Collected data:

★ ★ ★ ★ ★

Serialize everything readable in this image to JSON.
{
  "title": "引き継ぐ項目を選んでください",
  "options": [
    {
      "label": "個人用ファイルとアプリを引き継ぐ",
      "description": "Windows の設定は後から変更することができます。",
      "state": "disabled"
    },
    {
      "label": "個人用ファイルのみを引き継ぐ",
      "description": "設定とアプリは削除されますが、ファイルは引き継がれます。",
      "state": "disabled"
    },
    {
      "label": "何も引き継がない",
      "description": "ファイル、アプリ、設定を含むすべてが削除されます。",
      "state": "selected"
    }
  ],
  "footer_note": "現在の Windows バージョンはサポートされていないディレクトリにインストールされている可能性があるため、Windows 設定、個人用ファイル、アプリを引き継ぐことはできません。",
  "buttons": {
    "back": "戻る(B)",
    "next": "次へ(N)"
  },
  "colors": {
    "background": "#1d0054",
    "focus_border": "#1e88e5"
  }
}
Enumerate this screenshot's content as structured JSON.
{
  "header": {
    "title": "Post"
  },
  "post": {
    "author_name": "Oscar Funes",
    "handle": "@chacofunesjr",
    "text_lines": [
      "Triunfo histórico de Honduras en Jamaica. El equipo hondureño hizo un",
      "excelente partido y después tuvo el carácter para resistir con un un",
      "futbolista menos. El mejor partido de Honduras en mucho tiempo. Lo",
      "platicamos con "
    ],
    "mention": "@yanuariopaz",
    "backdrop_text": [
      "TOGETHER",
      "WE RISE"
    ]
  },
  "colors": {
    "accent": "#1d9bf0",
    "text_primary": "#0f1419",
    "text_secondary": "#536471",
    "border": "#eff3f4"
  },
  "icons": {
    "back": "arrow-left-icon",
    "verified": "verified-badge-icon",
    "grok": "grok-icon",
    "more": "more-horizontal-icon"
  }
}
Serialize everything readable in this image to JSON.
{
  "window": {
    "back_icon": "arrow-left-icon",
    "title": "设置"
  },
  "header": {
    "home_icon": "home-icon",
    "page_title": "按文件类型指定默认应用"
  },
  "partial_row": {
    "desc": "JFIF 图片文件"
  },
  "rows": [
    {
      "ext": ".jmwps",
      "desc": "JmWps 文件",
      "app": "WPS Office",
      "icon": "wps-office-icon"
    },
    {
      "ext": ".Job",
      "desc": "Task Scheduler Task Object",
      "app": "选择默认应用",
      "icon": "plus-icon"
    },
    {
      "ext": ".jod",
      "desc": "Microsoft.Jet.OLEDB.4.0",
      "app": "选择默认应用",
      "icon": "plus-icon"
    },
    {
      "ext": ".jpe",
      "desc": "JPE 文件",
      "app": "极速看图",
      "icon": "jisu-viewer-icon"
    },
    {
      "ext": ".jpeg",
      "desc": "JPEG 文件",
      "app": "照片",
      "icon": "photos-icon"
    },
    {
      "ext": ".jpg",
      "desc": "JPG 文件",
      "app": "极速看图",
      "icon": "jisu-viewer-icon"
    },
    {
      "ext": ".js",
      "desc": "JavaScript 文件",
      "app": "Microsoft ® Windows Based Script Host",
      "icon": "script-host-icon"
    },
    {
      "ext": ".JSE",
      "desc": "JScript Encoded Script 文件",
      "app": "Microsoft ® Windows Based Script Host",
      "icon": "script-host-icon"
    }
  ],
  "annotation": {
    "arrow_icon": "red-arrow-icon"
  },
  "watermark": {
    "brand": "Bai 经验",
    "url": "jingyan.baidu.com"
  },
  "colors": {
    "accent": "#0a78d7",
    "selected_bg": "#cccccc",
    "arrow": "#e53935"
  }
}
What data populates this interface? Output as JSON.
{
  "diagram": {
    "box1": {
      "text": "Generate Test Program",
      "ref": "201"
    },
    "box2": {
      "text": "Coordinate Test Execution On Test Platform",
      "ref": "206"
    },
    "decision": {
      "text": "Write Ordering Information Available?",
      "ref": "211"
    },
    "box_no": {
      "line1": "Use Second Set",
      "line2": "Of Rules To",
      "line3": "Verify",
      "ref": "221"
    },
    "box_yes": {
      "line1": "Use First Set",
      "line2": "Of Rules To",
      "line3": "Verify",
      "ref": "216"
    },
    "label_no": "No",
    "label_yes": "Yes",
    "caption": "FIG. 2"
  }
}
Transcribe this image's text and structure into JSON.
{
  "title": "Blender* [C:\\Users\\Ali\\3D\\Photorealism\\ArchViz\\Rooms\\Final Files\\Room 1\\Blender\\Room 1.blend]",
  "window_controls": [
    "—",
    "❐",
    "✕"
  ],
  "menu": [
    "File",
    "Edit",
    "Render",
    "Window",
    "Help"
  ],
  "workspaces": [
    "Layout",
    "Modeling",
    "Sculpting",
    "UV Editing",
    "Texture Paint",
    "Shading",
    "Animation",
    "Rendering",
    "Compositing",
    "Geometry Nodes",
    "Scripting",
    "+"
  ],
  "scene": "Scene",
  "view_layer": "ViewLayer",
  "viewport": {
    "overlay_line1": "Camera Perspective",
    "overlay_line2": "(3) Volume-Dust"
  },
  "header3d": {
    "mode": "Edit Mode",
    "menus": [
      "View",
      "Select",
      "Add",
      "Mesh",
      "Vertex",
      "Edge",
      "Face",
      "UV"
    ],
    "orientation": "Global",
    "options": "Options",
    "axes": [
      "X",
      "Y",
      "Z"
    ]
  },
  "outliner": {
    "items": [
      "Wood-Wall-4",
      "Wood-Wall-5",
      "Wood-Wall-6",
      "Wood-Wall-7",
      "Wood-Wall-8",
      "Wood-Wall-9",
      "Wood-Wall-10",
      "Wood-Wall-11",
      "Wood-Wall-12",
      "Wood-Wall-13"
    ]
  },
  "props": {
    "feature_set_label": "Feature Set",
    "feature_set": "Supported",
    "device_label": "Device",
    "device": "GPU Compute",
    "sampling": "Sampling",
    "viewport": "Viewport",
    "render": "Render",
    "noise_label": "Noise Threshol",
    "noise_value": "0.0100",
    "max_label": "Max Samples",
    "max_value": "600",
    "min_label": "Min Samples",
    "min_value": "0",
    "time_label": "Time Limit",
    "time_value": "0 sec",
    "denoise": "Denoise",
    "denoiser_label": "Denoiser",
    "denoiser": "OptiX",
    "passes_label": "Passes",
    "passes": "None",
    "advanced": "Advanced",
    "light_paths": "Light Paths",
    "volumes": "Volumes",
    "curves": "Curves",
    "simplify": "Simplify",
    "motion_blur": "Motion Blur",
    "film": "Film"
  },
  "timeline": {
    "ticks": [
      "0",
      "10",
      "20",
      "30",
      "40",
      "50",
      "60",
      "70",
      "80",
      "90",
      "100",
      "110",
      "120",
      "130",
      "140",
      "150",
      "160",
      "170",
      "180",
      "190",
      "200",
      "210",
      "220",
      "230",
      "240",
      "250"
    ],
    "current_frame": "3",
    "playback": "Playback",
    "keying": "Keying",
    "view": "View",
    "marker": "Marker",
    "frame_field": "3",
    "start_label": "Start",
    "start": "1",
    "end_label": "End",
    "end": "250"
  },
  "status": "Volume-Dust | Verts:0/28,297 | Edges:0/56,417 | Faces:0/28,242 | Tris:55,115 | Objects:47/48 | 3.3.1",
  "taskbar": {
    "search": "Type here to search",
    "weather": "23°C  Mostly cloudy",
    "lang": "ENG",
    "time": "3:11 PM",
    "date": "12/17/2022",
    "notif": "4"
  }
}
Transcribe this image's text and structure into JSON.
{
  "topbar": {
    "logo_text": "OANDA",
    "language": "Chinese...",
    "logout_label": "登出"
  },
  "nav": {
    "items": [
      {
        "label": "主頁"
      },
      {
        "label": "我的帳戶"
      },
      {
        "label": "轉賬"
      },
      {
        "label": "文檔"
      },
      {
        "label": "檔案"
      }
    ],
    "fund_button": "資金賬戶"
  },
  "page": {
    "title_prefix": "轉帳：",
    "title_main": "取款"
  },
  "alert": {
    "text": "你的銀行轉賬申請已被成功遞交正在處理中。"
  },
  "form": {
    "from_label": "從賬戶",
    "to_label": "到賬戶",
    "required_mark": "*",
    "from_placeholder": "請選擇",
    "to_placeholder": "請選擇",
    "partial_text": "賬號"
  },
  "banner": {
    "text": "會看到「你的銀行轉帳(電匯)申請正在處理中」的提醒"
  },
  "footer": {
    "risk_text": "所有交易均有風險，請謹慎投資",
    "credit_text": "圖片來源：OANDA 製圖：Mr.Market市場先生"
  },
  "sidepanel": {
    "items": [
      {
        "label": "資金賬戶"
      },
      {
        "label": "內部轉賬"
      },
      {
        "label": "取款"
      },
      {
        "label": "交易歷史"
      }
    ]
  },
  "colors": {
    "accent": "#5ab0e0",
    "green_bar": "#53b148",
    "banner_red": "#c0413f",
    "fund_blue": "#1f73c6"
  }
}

★ ★ ★ ★ ★

All lines of the data above that include the word "partido" must be shown.

      "excelente partido y después tuvo el carácter para resistir con un un",
      "futbolista menos. El mejor partido de Honduras en mucho tiempo. Lo",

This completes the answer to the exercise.